■ DATA FOR THE TASK:

* * * * *

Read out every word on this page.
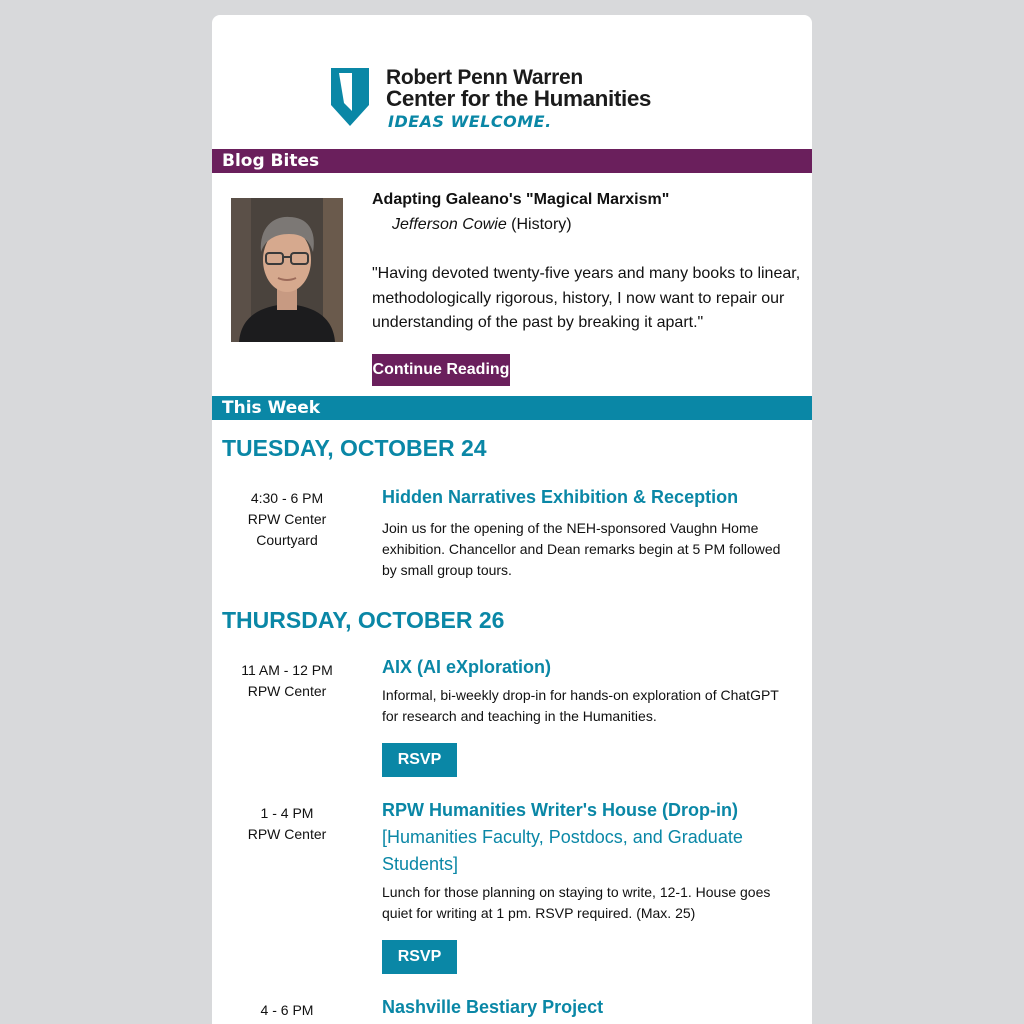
Robert Penn Warren
Center for the Humanities
IDEAS WELCOME.
Blog Bites
Adapting Galeano's "Magical Marxism"
Jefferson Cowie (History)
"Having devoted twenty-five years and many books to linear, methodologically rigorous, history, I now want to repair our understanding of the past by breaking it apart."
Continue Reading
This Week
TUESDAY, OCTOBER 24
4:30 - 6 PM
RPW Center Courtyard
Hidden Narratives Exhibition & Reception
Join us for the opening of the NEH-sponsored Vaughn Home exhibition. Chancellor and Dean remarks begin at 5 PM followed by small group tours.
THURSDAY, OCTOBER 26
11 AM - 12 PM
RPW Center
AIX (AI eXploration)
Informal, bi-weekly drop-in for hands-on exploration of ChatGPT for research and teaching in the Humanities.
RSVP
1 - 4 PM
RPW Center
RPW Humanities Writer's House (Drop-in)
[Humanities Faculty, Postdocs, and Graduate Students]
Lunch for those planning on staying to write, 12-1. House goes quiet for writing at 1 pm. RSVP required. (Max. 25)
RSVP
4 - 6 PM	Nashville Bestiary Project
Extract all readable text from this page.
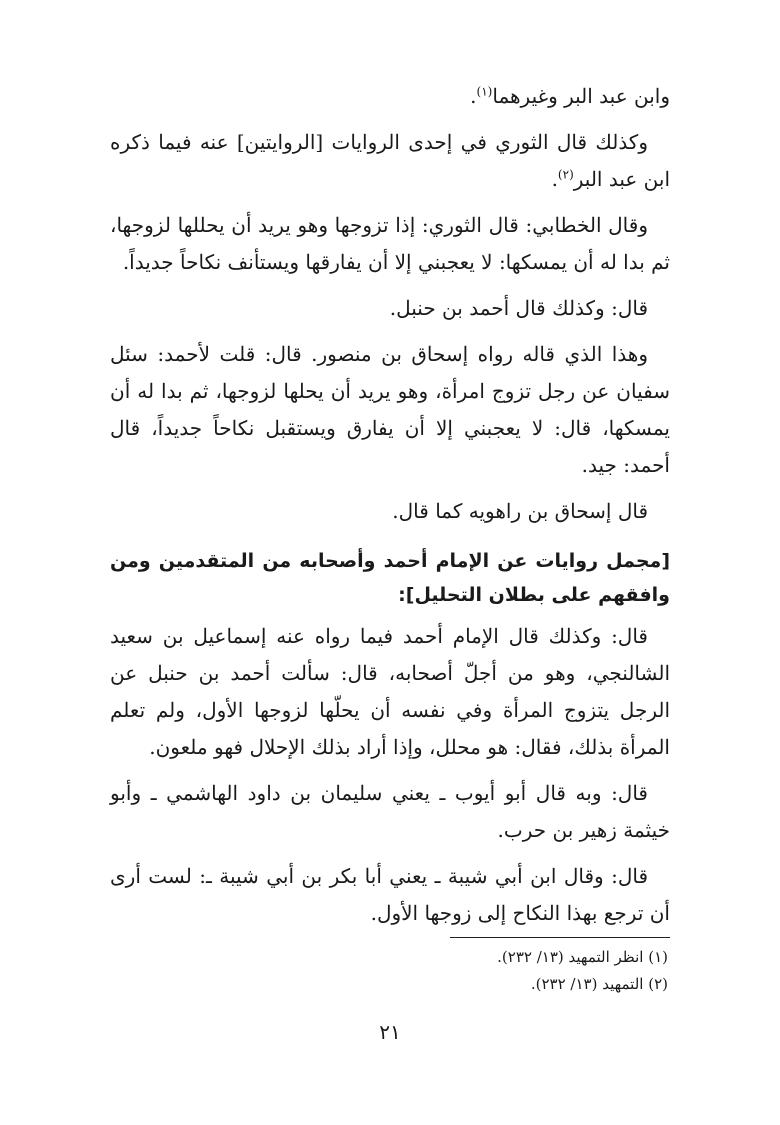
وابن عبد البر وغيرهما$^{(١)}$.

وكذلك قال الثوري في إحدى الروايات [الروايتين] عنه فيما ذكره ابن عبد البر$^{(٢)}$.

وقال الخطابي: قال الثوري: إذا تزوجها وهو يريد أن يحللها لزوجها، ثم بدا له أن يمسكها: لا يعجبني إلا أن يفارقها ويستأنف نكاحاً جديداً.

قال: وكذلك قال أحمد بن حنبل.

وهذا الذي قاله رواه إسحاق بن منصور. قال: قلت لأحمد: سئل سفيان عن رجل تزوج امرأة، وهو يريد أن يحلها لزوجها، ثم بدا له أن يمسكها، قال: لا يعجبني إلا أن يفارق ويستقبل نكاحاً جديداً، قال أحمد: جيد.

قال إسحاق بن راهويه كما قال.

[مجمل روايات عن الإمام أحمد وأصحابه من المتقدمين ومن وافقهم على بطلان التحليل]:

قال: وكذلك قال الإمام أحمد فيما رواه عنه إسماعيل بن سعيد الشالنجي، وهو من أجلّ أصحابه، قال: سألت أحمد بن حنبل عن الرجل يتزوج المرأة وفي نفسه أن يحلّها لزوجها الأول، ولم تعلم المرأة بذلك، فقال: هو محلل، وإذا أراد بذلك الإحلال فهو ملعون.

قال: وبه قال أبو أيوب ـ يعني سليمان بن داود الهاشمي ـ وأبو خيثمة زهير بن حرب.

قال: وقال ابن أبي شيبة ـ يعني أبا بكر بن أبي شيبة ـ: لست أرى أن ترجع بهذا النكاح إلى زوجها الأول.

(١) انظر التمهيد (١٣/ ٢٣٢).

(٢) التمهيد (١٣/ ٢٣٢).

٢١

* * * * *

■ REQUEST:
Look for the word "إسحاق" in every line of the listing and copy the lines that have it.

■ PROBLEM SOLUTION:
وهذا الذي قاله رواه إسحاق بن منصور. قال: قلت لأحمد: سئل سفيان عن رجل تزوج امرأة، وهو يريد أن يحلها لزوجها، ثم بدا له أن يمسكها، قال: لا يعجبني إلا أن يفارق ويستقبل نكاحاً جديداً، قال أحمد: جيد.
قال إسحاق بن راهويه كما قال.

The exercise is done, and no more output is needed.